→ Task statement: Draw out every line with the word "scenario" from the listing below.

→ Extracted material:
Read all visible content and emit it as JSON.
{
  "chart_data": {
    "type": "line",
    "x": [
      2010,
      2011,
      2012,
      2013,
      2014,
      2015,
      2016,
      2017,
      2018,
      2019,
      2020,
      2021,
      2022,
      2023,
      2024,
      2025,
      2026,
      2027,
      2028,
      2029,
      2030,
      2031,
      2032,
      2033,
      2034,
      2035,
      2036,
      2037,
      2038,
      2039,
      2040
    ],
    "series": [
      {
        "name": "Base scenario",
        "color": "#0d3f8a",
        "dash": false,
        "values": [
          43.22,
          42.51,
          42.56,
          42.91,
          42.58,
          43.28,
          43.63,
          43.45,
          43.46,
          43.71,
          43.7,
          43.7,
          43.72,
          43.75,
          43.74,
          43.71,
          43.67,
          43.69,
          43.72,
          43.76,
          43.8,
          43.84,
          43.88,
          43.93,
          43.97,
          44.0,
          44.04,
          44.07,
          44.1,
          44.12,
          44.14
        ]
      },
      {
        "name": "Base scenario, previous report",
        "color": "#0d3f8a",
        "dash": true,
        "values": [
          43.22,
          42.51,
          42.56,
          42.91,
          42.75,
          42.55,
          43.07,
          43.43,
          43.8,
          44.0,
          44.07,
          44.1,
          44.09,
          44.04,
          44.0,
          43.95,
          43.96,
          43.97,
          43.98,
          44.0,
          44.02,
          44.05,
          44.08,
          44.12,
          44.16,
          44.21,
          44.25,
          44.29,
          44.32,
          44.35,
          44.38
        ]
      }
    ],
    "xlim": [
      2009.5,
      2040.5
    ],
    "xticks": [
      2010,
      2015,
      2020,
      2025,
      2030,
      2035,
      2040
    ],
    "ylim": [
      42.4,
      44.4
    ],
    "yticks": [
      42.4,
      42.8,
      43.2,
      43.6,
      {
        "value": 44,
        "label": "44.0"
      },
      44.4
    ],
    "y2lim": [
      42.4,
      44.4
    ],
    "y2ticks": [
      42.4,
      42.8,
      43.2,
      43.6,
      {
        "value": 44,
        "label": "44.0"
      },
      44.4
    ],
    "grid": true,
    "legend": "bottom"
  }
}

→ Response to the task:
        "name": "Base scenario",
        "name": "Base scenario, previous report",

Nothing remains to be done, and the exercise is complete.